### Aim
Copy every line in which the string "again" occurs.

□ □ □ □

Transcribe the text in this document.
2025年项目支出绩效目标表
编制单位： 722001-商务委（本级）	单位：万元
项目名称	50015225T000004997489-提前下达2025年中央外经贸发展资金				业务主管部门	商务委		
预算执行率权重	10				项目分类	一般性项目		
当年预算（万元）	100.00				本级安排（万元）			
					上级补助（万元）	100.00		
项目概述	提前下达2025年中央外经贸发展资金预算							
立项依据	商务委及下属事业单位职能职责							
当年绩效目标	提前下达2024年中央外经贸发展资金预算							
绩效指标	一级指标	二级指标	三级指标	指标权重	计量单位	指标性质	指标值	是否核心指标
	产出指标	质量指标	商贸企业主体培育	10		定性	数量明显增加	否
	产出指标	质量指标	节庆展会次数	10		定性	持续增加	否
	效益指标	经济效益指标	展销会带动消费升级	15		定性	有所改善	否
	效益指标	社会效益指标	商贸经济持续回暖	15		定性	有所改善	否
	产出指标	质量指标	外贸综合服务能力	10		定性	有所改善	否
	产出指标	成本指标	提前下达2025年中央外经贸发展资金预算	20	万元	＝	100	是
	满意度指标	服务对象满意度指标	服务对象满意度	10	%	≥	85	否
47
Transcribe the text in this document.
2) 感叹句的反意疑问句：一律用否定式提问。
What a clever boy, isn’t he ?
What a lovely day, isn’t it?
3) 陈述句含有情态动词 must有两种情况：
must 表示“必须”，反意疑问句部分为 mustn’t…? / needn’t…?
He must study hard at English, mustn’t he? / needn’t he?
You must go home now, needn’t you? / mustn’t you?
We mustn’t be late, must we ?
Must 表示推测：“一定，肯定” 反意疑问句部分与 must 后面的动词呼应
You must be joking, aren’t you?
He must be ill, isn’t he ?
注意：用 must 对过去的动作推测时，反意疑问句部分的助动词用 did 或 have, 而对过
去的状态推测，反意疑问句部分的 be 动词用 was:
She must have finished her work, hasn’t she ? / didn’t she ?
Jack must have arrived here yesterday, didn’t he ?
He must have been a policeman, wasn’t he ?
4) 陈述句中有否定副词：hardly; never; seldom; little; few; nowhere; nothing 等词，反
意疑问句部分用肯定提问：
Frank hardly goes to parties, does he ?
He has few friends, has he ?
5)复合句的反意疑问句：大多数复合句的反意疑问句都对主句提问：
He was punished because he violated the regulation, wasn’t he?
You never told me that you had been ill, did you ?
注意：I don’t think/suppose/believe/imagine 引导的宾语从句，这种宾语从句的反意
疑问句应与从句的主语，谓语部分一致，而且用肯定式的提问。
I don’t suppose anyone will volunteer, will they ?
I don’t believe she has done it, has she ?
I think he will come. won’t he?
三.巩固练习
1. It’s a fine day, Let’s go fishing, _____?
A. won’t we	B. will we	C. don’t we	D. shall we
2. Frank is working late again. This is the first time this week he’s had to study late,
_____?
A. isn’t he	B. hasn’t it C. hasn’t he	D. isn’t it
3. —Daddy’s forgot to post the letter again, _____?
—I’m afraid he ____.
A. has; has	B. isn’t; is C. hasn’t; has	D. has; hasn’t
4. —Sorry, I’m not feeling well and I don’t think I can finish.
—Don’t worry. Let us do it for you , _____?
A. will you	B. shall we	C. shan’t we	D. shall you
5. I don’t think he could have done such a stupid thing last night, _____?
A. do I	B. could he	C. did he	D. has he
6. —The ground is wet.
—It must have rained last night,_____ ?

□ □ □ □

### Result of the task
2. Frank is working late again. This is the first time this week he’s had to study late,
3. —Daddy’s forgot to post the letter again, _____?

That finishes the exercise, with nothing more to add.